Stated task: Copy out all of the material exactly.

** START OF Exercise material **

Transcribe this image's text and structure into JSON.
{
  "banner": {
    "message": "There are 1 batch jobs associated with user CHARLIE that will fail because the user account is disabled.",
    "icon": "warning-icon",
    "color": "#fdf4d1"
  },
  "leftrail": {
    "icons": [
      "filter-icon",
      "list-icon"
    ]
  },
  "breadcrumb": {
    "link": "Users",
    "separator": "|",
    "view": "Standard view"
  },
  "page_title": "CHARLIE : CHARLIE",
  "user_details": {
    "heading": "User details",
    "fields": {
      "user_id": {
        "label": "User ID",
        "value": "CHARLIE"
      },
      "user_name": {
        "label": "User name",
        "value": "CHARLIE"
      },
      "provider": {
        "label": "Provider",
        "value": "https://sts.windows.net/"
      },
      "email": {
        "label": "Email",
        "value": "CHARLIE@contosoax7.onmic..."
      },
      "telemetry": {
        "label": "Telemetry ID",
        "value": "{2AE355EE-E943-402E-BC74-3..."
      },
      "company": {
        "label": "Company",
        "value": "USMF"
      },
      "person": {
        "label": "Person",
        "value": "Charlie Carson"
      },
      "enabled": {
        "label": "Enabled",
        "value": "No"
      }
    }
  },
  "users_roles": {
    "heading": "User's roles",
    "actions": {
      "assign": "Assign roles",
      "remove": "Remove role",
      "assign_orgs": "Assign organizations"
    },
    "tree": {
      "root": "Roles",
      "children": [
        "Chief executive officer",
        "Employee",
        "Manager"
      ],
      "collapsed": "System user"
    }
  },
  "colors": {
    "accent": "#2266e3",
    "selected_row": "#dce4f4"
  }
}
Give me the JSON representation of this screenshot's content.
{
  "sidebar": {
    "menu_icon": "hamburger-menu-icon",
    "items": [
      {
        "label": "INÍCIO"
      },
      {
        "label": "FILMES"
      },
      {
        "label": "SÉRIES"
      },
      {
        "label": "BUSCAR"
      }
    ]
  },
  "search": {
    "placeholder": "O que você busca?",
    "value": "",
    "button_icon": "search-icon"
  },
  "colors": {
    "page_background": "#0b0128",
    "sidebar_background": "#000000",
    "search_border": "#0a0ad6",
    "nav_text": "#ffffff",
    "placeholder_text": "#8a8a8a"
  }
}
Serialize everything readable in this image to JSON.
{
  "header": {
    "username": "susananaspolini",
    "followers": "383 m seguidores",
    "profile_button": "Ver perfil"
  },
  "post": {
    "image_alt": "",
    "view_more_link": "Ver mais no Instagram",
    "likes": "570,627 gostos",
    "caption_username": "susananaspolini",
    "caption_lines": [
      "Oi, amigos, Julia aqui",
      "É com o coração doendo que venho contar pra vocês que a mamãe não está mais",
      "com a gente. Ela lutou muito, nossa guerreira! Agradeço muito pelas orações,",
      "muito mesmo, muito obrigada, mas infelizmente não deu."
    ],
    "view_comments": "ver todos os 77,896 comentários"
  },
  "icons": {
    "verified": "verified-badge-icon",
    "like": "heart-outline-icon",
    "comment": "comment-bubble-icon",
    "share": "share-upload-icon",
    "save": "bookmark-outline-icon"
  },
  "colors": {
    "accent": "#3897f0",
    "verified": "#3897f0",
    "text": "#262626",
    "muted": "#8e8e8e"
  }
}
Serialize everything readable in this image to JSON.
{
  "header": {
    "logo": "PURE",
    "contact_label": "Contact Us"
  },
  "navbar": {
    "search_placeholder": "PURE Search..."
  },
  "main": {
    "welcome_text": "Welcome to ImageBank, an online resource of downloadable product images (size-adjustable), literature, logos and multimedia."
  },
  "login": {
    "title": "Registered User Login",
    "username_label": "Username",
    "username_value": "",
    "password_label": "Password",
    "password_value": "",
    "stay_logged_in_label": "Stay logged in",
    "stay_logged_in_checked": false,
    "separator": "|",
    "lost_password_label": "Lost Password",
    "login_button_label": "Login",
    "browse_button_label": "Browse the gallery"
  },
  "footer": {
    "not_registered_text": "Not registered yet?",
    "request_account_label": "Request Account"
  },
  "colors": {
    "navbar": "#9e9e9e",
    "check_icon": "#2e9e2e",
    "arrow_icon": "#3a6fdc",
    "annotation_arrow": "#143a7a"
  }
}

** END OF Exercise material **

The output:
Transcribe this image's text and structure into JSON.
{
  "banner": {
    "message": "There are 1 batch jobs associated with user CHARLIE that will fail because the user account is disabled.",
    "icon": "warning-icon",
    "color": "#fdf4d1"
  },
  "leftrail": {
    "icons": [
      "filter-icon",
      "list-icon"
    ]
  },
  "breadcrumb": {
    "link": "Users",
    "separator": "|",
    "view": "Standard view"
  },
  "page_title": "CHARLIE : CHARLIE",
  "user_details": {
    "heading": "User details",
    "fields": {
      "user_id": {
        "label": "User ID",
        "value": "CHARLIE"
      },
      "user_name": {
        "label": "User name",
        "value": "CHARLIE"
      },
      "provider": {
        "label": "Provider",
        "value": "https://sts.windows.net/"
      },
      "email": {
        "label": "Email",
        "value": "CHARLIE@contosoax7.onmic..."
      },
      "telemetry": {
        "label": "Telemetry ID",
        "value": "{2AE355EE-E943-402E-BC74-3..."
      },
      "company": {
        "label": "Company",
        "value": "USMF"
      },
      "person": {
        "label": "Person",
        "value": "Charlie Carson"
      },
      "enabled": {
        "label": "Enabled",
        "value": "No"
      }
    }
  },
  "users_roles": {
    "heading": "User's roles",
    "actions": {
      "assign": "Assign roles",
      "remove": "Remove role",
      "assign_orgs": "Assign organizations"
    },
    "tree": {
      "root": "Roles",
      "children": [
        "Chief executive officer",
        "Employee",
        "Manager"
      ],
      "collapsed": "System user"
    }
  },
  "colors": {
    "accent": "#2266e3",
    "selected_row": "#dce4f4"
  }
}
Give me the JSON representation of this screenshot's content.
{
  "sidebar": {
    "menu_icon": "hamburger-menu-icon",
    "items": [
      {
        "label": "INÍCIO"
      },
      {
        "label": "FILMES"
      },
      {
        "label": "SÉRIES"
      },
      {
        "label": "BUSCAR"
      }
    ]
  },
  "search": {
    "placeholder": "O que você busca?",
    "value": "",
    "button_icon": "search-icon"
  },
  "colors": {
    "page_background": "#0b0128",
    "sidebar_background": "#000000",
    "search_border": "#0a0ad6",
    "nav_text": "#ffffff",
    "placeholder_text": "#8a8a8a"
  }
}
Serialize everything readable in this image to JSON.
{
  "header": {
    "username": "susananaspolini",
    "followers": "383 m seguidores",
    "profile_button": "Ver perfil"
  },
  "post": {
    "image_alt": "",
    "view_more_link": "Ver mais no Instagram",
    "likes": "570,627 gostos",
    "caption_username": "susananaspolini",
    "caption_lines": [
      "Oi, amigos, Julia aqui",
      "É com o coração doendo que venho contar pra vocês que a mamãe não está mais",
      "com a gente. Ela lutou muito, nossa guerreira! Agradeço muito pelas orações,",
      "muito mesmo, muito obrigada, mas infelizmente não deu."
    ],
    "view_comments": "ver todos os 77,896 comentários"
  },
  "icons": {
    "verified": "verified-badge-icon",
    "like": "heart-outline-icon",
    "comment": "comment-bubble-icon",
    "share": "share-upload-icon",
    "save": "bookmark-outline-icon"
  },
  "colors": {
    "accent": "#3897f0",
    "verified": "#3897f0",
    "text": "#262626",
    "muted": "#8e8e8e"
  }
}
Serialize everything readable in this image to JSON.
{
  "header": {
    "logo": "PURE",
    "contact_label": "Contact Us"
  },
  "navbar": {
    "search_placeholder": "PURE Search..."
  },
  "main": {
    "welcome_text": "Welcome to ImageBank, an online resource of downloadable product images (size-adjustable), literature, logos and multimedia."
  },
  "login": {
    "title": "Registered User Login",
    "username_label": "Username",
    "username_value": "",
    "password_label": "Password",
    "password_value": "",
    "stay_logged_in_label": "Stay logged in",
    "stay_logged_in_checked": false,
    "separator": "|",
    "lost_password_label": "Lost Password",
    "login_button_label": "Login",
    "browse_button_label": "Browse the gallery"
  },
  "footer": {
    "not_registered_text": "Not registered yet?",
    "request_account_label": "Request Account"
  },
  "colors": {
    "navbar": "#9e9e9e",
    "check_icon": "#2e9e2e",
    "arrow_icon": "#3a6fdc",
    "annotation_arrow": "#143a7a"
  }
}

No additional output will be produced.